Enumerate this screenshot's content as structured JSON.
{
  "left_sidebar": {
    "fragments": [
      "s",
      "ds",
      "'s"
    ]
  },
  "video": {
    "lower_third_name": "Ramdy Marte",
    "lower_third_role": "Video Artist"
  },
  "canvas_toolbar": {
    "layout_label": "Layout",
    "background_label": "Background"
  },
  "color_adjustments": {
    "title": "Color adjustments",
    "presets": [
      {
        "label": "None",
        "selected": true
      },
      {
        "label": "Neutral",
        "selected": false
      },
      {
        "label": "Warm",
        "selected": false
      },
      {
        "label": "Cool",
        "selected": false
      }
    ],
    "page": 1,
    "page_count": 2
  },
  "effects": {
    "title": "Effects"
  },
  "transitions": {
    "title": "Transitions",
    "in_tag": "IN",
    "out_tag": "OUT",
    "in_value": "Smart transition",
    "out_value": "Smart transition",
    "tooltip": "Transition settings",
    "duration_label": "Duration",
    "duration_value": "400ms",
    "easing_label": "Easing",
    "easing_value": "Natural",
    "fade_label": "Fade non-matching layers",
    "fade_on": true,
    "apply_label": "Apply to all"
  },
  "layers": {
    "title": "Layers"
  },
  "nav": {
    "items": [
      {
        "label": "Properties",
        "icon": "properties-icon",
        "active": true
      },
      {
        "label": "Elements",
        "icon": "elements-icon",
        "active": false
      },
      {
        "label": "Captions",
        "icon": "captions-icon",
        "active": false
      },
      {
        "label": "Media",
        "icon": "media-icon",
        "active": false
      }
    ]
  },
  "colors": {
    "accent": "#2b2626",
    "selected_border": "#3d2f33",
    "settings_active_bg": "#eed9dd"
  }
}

══════════

→ Work required: Copy each record from above exactly, and include every line.

→ Answer to the task:
Enumerate this screenshot's content as structured JSON.
{
  "left_sidebar": {
    "fragments": [
      "s",
      "ds",
      "'s"
    ]
  },
  "video": {
    "lower_third_name": "Ramdy Marte",
    "lower_third_role": "Video Artist"
  },
  "canvas_toolbar": {
    "layout_label": "Layout",
    "background_label": "Background"
  },
  "color_adjustments": {
    "title": "Color adjustments",
    "presets": [
      {
        "label": "None",
        "selected": true
      },
      {
        "label": "Neutral",
        "selected": false
      },
      {
        "label": "Warm",
        "selected": false
      },
      {
        "label": "Cool",
        "selected": false
      }
    ],
    "page": 1,
    "page_count": 2
  },
  "effects": {
    "title": "Effects"
  },
  "transitions": {
    "title": "Transitions",
    "in_tag": "IN",
    "out_tag": "OUT",
    "in_value": "Smart transition",
    "out_value": "Smart transition",
    "tooltip": "Transition settings",
    "duration_label": "Duration",
    "duration_value": "400ms",
    "easing_label": "Easing",
    "easing_value": "Natural",
    "fade_label": "Fade non-matching layers",
    "fade_on": true,
    "apply_label": "Apply to all"
  },
  "layers": {
    "title": "Layers"
  },
  "nav": {
    "items": [
      {
        "label": "Properties",
        "icon": "properties-icon",
        "active": true
      },
      {
        "label": "Elements",
        "icon": "elements-icon",
        "active": false
      },
      {
        "label": "Captions",
        "icon": "captions-icon",
        "active": false
      },
      {
        "label": "Media",
        "icon": "media-icon",
        "active": false
      }
    ]
  },
  "colors": {
    "accent": "#2b2626",
    "selected_border": "#3d2f33",
    "settings_active_bg": "#eed9dd"
  }
}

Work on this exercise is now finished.